→ Work required: Your task is to copy every line of the entries that contains "decisions".

--- Extracted data ---

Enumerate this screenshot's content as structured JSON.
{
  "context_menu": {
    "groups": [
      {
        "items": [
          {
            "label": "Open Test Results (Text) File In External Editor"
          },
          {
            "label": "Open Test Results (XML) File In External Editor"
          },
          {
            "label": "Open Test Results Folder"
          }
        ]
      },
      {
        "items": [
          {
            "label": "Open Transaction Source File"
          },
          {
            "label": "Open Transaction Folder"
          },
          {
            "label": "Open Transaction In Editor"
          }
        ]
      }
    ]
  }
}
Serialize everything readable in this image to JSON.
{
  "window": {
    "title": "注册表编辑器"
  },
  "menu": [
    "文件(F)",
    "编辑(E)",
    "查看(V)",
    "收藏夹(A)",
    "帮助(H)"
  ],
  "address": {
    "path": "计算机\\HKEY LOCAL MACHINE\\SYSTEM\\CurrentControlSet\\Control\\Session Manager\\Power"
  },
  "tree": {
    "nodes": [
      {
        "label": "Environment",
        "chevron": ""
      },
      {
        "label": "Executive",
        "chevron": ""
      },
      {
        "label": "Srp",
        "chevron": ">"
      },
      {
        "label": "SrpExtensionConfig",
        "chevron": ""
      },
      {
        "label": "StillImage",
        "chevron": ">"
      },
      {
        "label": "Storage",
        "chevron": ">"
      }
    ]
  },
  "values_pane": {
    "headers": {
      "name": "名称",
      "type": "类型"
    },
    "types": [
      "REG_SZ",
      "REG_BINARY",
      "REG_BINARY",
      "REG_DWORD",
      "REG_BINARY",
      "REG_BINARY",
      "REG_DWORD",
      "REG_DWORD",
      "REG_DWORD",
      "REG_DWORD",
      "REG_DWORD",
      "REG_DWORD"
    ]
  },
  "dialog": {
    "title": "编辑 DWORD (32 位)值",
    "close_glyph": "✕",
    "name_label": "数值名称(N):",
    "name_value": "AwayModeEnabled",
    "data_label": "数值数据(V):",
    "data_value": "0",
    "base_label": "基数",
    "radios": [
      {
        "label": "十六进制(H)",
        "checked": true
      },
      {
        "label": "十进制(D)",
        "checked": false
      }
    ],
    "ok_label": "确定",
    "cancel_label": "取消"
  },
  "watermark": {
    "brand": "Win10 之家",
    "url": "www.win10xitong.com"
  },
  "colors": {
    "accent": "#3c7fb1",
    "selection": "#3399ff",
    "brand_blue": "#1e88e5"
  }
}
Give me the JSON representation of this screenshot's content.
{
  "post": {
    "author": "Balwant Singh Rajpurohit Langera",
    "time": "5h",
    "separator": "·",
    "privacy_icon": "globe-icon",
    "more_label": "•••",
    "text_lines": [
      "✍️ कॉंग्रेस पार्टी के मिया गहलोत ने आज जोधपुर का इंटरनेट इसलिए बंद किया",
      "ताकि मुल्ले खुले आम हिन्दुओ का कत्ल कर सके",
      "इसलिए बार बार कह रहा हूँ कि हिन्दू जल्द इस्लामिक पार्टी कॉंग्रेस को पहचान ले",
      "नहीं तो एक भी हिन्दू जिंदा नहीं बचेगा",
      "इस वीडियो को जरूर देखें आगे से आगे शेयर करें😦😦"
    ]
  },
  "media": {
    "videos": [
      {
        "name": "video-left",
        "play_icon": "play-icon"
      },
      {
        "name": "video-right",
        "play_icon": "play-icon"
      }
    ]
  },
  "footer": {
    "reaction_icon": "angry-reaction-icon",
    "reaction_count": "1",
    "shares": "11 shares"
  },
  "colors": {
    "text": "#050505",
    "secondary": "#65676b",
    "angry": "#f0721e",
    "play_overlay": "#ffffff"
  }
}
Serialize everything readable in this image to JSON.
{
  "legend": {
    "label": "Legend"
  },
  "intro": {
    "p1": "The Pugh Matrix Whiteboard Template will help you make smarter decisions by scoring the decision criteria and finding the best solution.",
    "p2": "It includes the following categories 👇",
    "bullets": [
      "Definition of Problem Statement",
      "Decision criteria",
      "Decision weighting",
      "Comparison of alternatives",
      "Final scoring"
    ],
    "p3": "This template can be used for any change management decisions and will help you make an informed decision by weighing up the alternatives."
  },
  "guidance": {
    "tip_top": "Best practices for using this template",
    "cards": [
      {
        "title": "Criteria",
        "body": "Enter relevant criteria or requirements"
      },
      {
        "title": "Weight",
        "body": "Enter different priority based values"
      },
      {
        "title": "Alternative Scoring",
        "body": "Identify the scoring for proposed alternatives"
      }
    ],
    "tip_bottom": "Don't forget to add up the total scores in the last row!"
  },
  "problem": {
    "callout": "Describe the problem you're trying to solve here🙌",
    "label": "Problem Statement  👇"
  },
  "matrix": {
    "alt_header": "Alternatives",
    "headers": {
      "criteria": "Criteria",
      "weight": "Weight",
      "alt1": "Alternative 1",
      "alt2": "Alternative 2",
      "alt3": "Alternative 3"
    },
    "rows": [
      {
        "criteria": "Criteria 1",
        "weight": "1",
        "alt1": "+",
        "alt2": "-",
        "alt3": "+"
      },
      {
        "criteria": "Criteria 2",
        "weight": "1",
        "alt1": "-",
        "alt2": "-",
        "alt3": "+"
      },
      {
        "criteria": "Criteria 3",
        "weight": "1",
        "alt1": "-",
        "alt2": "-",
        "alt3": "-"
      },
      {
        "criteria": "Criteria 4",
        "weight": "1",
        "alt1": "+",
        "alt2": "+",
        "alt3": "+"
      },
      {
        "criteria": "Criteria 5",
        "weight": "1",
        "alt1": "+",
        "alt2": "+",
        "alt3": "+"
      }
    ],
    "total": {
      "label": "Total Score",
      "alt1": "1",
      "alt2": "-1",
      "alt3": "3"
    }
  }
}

---

→ The solution:
    "p1": "The Pugh Matrix Whiteboard Template will help you make smarter decisions by scoring the decision criteria and finding the best solution.",
    "p3": "This template can be used for any change management decisions and will help you make an informed decision by weighing up the alternatives."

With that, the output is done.